• What to do: Output the entries word for word. Omit images.

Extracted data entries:
•••
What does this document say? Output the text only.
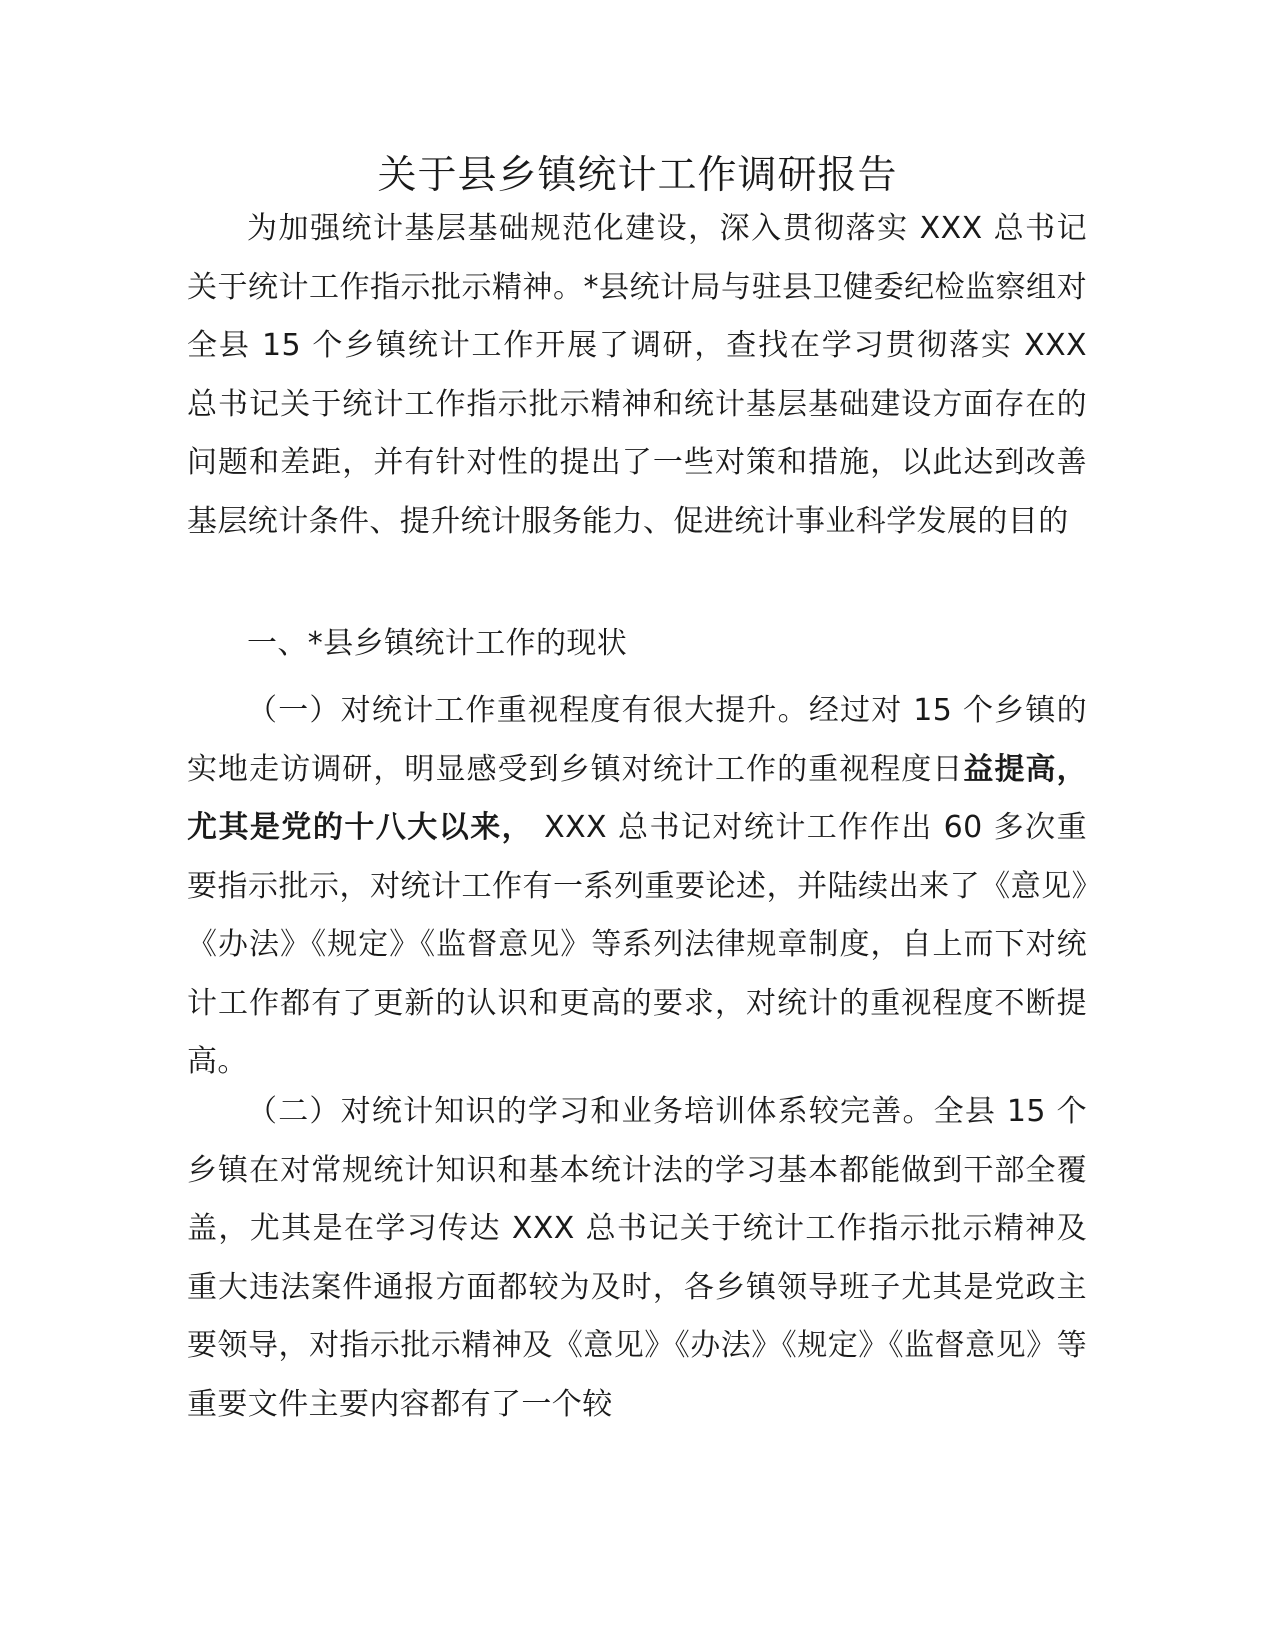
关于县乡镇统计工作调研报告

为加强统计基层基础规范化建设，深入贯彻落实 XXX 总书记关于统计工作指示批示精神。*县统计局与驻县卫健委纪检监察组对全县 15 个乡镇统计工作开展了调研，查找在学习贯彻落实 XXX 总书记关于统计工作指示批示精神和统计基层基础建设方面存在的问题和差距，并有针对性的提出了一些对策和措施，以此达到改善基层统计条件、提升统计服务能力、促进统计事业科学发展的目的

一、*县乡镇统计工作的现状

（一）对统计工作重视程度有很大提升。经过对 15 个乡镇的实地走访调研，明显感受到乡镇对统计工作的重视程度日益提高，尤其是党的十八大以来， XXX 总书记对统计工作作出 60 多次重要指示批示，对统计工作有一系列重要论述，并陆续出来了《意见》《办法》《规定》《监督意见》等系列法律规章制度，自上而下对统计工作都有了更新的认识和更高的要求，对统计的重视程度不断提高。

（二）对统计知识的学习和业务培训体系较完善。全县 15 个乡镇在对常规统计知识和基本统计法的学习基本都能做到干部全覆盖，尤其是在学习传达 XXX 总书记关于统计工作指示批示精神及重大违法案件通报方面都较为及时，各乡镇领导班子尤其是党政主要领导，对指示批示精神及《意见》《办法》《规定》《监督意见》等重要文件主要内容都有了一个较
•••
• Full answer:
What does this document say? Output the text only.
关于县乡镇统计工作调研报告

为加强统计基层基础规范化建设，深入贯彻落实 XXX 总书记关于统计工作指示批示精神。*县统计局与驻县卫健委纪检监察组对全县 15 个乡镇统计工作开展了调研，查找在学习贯彻落实 XXX 总书记关于统计工作指示批示精神和统计基层基础建设方面存在的问题和差距，并有针对性的提出了一些对策和措施，以此达到改善基层统计条件、提升统计服务能力、促进统计事业科学发展的目的

一、*县乡镇统计工作的现状

（一）对统计工作重视程度有很大提升。经过对 15 个乡镇的实地走访调研，明显感受到乡镇对统计工作的重视程度日益提高，尤其是党的十八大以来， XXX 总书记对统计工作作出 60 多次重要指示批示，对统计工作有一系列重要论述，并陆续出来了《意见》《办法》《规定》《监督意见》等系列法律规章制度，自上而下对统计工作都有了更新的认识和更高的要求，对统计的重视程度不断提高。

（二）对统计知识的学习和业务培训体系较完善。全县 15 个乡镇在对常规统计知识和基本统计法的学习基本都能做到干部全覆盖，尤其是在学习传达 XXX 总书记关于统计工作指示批示精神及重大违法案件通报方面都较为及时，各乡镇领导班子尤其是党政主要领导，对指示批示精神及《意见》《办法》《规定》《监督意见》等重要文件主要内容都有了一个较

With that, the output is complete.